··· Records provided

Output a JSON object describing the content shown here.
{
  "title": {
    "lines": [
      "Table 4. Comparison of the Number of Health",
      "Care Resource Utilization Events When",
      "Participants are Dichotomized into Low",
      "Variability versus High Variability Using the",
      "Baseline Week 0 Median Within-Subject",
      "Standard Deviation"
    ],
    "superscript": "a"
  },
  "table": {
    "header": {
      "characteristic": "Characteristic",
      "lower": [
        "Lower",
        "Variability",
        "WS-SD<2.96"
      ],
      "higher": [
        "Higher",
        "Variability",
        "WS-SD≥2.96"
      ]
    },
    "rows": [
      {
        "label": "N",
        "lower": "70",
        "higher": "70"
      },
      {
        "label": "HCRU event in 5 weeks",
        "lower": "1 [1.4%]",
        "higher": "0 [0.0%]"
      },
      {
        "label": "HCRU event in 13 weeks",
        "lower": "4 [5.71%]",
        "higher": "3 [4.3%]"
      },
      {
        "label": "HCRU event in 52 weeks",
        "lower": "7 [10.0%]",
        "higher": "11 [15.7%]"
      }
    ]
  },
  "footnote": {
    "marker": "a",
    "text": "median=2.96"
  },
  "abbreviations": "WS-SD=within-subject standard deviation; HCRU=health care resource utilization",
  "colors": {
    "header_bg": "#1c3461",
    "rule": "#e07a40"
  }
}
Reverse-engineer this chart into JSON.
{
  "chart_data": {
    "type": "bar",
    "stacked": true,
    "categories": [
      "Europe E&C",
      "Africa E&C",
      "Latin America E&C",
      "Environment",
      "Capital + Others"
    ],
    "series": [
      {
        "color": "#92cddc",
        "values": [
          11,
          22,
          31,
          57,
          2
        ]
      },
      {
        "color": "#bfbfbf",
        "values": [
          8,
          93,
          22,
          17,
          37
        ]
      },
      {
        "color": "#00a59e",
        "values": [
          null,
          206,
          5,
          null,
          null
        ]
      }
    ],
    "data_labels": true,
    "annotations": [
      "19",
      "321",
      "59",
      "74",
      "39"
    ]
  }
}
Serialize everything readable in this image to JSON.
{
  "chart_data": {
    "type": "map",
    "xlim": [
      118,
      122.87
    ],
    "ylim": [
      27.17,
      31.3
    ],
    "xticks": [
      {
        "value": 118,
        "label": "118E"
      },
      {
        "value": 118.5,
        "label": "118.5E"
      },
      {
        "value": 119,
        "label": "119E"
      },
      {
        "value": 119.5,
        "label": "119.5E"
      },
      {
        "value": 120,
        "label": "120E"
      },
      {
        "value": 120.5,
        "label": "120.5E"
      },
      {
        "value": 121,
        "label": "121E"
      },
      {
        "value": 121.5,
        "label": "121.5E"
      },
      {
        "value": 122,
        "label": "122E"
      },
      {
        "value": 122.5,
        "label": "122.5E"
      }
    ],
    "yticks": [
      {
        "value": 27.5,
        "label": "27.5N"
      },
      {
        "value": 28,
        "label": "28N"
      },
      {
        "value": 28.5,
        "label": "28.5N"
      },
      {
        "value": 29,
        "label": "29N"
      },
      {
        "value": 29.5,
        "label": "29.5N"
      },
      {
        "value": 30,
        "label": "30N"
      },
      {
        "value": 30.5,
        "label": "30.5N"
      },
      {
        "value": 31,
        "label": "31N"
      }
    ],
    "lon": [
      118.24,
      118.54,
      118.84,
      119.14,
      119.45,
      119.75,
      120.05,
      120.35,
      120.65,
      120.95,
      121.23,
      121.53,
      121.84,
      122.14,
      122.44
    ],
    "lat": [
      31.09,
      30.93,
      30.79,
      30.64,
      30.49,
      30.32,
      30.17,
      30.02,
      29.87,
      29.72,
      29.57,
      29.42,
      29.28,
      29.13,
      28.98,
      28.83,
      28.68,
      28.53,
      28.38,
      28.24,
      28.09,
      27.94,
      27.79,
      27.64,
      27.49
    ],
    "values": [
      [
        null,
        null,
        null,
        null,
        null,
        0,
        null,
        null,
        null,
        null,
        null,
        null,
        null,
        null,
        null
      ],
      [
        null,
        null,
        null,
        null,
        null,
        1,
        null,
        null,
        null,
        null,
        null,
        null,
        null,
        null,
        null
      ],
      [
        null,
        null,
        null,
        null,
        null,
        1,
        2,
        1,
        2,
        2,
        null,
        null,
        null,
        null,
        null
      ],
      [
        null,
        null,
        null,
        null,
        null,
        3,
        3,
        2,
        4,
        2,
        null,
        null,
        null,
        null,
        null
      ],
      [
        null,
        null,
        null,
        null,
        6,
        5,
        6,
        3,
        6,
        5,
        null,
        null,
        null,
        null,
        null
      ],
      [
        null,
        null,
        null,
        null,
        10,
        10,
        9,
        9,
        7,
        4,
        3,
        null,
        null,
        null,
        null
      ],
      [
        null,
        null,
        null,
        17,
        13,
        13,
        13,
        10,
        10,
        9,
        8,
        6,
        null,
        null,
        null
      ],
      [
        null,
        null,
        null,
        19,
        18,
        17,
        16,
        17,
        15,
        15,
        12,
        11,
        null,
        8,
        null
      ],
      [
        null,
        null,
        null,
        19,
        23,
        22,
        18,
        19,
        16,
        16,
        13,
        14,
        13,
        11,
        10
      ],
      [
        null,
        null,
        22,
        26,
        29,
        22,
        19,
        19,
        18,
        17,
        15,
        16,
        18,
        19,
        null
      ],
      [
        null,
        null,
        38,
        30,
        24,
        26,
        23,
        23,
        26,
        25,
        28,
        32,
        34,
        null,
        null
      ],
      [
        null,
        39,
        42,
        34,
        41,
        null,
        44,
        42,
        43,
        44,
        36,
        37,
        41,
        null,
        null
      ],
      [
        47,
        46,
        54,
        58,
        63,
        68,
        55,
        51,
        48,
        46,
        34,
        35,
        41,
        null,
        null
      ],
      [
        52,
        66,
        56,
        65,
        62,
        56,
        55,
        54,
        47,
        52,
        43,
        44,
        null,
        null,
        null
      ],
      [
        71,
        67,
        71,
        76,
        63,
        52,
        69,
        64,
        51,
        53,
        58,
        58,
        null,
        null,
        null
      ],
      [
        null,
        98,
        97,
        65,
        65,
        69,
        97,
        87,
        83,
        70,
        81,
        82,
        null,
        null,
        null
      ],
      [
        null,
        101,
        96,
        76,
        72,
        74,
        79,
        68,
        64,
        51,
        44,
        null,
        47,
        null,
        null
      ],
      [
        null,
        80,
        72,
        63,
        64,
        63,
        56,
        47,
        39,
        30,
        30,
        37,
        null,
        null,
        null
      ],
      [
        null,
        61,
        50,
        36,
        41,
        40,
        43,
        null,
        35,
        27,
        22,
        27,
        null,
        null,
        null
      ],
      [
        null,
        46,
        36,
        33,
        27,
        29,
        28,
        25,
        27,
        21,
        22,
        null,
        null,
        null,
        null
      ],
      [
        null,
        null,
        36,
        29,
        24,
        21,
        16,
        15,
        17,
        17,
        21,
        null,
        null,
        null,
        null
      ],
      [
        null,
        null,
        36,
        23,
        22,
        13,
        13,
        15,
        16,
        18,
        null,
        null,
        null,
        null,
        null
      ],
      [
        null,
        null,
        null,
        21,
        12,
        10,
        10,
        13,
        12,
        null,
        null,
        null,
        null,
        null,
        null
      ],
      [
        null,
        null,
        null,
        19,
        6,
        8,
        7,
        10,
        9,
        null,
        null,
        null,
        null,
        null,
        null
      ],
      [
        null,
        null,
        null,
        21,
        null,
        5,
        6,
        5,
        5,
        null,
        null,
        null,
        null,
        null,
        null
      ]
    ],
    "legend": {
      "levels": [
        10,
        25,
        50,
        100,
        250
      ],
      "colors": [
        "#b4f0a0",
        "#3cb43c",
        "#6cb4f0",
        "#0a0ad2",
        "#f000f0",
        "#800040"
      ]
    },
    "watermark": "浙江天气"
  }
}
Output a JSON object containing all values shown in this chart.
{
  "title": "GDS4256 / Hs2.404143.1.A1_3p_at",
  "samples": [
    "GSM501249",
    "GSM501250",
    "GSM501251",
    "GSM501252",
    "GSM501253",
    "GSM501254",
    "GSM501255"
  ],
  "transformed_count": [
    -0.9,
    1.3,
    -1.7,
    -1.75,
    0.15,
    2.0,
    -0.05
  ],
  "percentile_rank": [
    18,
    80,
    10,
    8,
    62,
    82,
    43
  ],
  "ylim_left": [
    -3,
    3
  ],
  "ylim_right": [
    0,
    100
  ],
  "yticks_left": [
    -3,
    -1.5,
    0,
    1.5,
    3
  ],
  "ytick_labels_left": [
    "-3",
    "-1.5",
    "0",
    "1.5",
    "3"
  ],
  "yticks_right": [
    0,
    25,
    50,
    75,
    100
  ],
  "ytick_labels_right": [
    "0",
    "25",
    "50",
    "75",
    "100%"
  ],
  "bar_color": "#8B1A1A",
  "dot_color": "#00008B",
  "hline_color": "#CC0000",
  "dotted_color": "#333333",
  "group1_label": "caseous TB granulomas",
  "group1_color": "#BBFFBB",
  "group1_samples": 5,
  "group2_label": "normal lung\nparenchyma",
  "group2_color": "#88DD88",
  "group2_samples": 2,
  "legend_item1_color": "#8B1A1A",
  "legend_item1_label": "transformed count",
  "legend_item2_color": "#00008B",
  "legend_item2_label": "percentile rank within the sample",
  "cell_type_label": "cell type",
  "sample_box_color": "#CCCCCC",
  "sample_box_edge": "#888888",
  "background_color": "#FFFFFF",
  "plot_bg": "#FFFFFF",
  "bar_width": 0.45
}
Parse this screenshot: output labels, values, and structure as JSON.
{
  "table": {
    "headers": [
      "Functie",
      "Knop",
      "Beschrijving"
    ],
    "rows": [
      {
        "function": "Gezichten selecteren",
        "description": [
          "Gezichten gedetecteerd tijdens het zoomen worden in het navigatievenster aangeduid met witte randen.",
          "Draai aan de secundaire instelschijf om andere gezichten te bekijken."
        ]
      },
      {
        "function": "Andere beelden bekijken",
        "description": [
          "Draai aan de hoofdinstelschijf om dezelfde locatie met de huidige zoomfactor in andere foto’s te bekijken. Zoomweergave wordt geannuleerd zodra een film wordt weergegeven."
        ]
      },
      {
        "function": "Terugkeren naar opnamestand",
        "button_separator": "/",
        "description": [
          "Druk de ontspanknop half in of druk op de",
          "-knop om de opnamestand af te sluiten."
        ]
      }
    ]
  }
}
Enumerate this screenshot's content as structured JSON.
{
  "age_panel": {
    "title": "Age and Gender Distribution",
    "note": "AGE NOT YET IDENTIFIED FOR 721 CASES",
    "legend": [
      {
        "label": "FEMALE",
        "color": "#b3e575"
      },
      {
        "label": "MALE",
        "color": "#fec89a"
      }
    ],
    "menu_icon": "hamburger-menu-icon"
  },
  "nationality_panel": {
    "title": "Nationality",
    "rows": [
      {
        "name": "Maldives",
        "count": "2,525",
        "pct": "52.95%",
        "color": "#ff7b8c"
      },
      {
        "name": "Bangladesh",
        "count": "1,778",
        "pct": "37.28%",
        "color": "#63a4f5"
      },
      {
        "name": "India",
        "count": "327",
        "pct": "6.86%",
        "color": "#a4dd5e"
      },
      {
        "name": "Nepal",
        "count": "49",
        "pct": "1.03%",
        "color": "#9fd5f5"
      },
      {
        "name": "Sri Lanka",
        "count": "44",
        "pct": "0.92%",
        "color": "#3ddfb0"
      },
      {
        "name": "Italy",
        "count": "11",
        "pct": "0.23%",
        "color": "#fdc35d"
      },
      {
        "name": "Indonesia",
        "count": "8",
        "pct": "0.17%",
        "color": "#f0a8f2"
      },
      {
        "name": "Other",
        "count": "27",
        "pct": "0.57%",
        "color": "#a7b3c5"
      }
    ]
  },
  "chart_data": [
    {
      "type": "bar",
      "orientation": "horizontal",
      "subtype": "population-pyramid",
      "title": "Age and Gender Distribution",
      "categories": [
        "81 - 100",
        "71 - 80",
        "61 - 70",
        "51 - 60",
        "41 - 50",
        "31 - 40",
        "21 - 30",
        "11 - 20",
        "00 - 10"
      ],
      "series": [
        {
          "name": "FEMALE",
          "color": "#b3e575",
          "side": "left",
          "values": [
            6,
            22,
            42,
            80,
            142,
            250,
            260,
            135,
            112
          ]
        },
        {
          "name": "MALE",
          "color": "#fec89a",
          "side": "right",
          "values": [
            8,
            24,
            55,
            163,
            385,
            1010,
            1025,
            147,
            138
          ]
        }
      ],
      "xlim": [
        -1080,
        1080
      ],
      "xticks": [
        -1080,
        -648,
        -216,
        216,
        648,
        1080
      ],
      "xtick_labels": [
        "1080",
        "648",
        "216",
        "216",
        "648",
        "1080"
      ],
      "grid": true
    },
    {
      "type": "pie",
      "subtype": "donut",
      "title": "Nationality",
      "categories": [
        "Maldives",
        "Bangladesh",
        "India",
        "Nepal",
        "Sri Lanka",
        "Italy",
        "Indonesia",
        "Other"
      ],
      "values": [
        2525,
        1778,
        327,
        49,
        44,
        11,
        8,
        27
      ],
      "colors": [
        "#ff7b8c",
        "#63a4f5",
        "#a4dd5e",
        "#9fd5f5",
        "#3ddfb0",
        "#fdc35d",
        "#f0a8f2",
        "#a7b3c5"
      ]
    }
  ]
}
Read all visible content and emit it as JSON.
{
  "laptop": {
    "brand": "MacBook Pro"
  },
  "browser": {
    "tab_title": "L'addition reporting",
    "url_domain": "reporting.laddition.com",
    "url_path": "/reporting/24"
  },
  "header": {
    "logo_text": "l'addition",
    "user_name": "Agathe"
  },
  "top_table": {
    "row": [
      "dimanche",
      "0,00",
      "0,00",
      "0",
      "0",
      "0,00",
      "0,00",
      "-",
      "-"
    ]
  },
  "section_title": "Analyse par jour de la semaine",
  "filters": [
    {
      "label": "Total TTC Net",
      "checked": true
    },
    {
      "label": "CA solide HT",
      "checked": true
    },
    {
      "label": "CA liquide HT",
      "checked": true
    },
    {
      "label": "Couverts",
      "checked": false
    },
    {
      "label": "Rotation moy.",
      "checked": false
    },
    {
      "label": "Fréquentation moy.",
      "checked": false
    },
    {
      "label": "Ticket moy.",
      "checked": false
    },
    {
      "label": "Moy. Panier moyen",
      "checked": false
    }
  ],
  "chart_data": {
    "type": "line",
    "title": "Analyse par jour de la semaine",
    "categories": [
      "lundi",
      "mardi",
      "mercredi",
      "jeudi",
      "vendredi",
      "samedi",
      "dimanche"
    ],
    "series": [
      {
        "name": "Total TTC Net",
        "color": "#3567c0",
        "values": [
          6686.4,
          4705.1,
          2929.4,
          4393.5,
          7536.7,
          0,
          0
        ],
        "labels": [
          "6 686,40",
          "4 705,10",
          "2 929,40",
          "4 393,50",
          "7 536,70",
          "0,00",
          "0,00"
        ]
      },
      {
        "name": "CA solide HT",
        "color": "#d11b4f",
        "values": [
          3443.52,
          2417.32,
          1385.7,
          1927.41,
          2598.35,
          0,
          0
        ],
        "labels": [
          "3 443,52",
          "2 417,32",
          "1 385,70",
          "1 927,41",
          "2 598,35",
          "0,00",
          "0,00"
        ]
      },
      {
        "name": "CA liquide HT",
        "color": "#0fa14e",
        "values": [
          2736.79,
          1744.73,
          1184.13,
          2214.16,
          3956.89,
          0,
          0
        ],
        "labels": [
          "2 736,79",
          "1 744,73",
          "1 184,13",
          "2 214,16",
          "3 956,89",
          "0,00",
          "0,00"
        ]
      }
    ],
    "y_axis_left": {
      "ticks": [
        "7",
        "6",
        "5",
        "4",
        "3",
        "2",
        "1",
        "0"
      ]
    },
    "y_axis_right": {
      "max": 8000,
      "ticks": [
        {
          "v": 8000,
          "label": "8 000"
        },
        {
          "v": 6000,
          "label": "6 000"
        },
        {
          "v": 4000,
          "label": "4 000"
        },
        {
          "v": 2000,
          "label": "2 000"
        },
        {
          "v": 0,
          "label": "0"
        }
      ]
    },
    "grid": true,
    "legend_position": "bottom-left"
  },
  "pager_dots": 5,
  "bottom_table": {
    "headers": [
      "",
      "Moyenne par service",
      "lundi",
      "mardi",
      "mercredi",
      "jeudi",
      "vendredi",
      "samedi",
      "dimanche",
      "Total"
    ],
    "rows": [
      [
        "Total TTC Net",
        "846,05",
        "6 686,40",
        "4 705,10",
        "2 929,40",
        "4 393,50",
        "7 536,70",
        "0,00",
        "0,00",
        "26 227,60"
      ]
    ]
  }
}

······

*Task brief:* Say how many lines in the entries contain the string "screenshot", and say nothing else.

*Response for this exercise:* 2